=== Travail à faire ===
Reproduisez ligne par ligne l'ensemble des données ci-dessous, sans rien y changer.

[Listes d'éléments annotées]
-----

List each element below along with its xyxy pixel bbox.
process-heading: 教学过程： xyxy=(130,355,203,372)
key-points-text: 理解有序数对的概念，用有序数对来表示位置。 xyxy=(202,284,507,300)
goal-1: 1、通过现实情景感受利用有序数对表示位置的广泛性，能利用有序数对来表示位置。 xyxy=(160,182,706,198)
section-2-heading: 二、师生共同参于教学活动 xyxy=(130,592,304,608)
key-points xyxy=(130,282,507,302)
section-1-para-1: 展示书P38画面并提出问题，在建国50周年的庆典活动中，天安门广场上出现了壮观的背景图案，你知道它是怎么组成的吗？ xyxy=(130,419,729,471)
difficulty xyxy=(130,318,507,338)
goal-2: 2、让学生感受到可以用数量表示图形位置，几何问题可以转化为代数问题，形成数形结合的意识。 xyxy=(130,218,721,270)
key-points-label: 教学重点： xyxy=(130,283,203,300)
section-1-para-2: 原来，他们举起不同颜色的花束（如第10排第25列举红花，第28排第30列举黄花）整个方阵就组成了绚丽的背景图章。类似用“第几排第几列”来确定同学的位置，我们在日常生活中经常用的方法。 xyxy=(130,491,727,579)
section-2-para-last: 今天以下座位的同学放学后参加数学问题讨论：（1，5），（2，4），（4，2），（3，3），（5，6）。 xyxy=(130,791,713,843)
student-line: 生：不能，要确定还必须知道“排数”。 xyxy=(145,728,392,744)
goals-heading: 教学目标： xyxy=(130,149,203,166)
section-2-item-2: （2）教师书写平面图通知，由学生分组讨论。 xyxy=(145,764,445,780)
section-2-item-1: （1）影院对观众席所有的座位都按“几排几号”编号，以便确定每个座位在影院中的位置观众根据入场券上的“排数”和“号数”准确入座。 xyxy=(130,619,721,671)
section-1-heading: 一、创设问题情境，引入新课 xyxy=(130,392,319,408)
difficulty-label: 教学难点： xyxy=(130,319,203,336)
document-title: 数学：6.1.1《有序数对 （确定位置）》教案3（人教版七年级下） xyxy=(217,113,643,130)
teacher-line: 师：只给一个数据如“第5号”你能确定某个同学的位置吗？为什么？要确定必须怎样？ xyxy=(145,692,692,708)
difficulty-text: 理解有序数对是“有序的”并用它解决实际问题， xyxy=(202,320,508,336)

-----

=== Réponse écrite ===
List each element below along with its xyxy pixel bbox.
process-heading: 教学过程： xyxy=(130,355,203,372)
key-points-text: 理解有序数对的概念，用有序数对来表示位置。 xyxy=(202,284,507,300)
goal-1: 1、通过现实情景感受利用有序数对表示位置的广泛性，能利用有序数对来表示位置。 xyxy=(160,182,706,198)
section-2-heading: 二、师生共同参于教学活动 xyxy=(130,592,304,608)
key-points xyxy=(130,282,507,302)
section-1-para-1: 展示书P38画面并提出问题，在建国50周年的庆典活动中，天安门广场上出现了壮观的背景图案，你知道它是怎么组成的吗？ xyxy=(130,419,729,471)
difficulty xyxy=(130,318,507,338)
goal-2: 2、让学生感受到可以用数量表示图形位置，几何问题可以转化为代数问题，形成数形结合的意识。 xyxy=(130,218,721,270)
key-points-label: 教学重点： xyxy=(130,283,203,300)
section-1-para-2: 原来，他们举起不同颜色的花束（如第10排第25列举红花，第28排第30列举黄花）整个方阵就组成了绚丽的背景图章。类似用“第几排第几列”来确定同学的位置，我们在日常生活中经常用的方法。 xyxy=(130,491,727,579)
section-2-para-last: 今天以下座位的同学放学后参加数学问题讨论：（1，5），（2，4），（4，2），（3，3），（5，6）。 xyxy=(130,791,713,843)
student-line: 生：不能，要确定还必须知道“排数”。 xyxy=(145,728,392,744)
goals-heading: 教学目标： xyxy=(130,149,203,166)
section-2-item-2: （2）教师书写平面图通知，由学生分组讨论。 xyxy=(145,764,445,780)
section-2-item-1: （1）影院对观众席所有的座位都按“几排几号”编号，以便确定每个座位在影院中的位置观众根据入场券上的“排数”和“号数”准确入座。 xyxy=(130,619,721,671)
section-1-heading: 一、创设问题情境，引入新课 xyxy=(130,392,319,408)
difficulty-label: 教学难点： xyxy=(130,319,203,336)
document-title: 数学：6.1.1《有序数对 （确定位置）》教案3（人教版七年级下） xyxy=(217,113,643,130)
teacher-line: 师：只给一个数据如“第5号”你能确定某个同学的位置吗？为什么？要确定必须怎样？ xyxy=(145,692,692,708)
difficulty-text: 理解有序数对是“有序的”并用它解决实际问题， xyxy=(202,320,508,336)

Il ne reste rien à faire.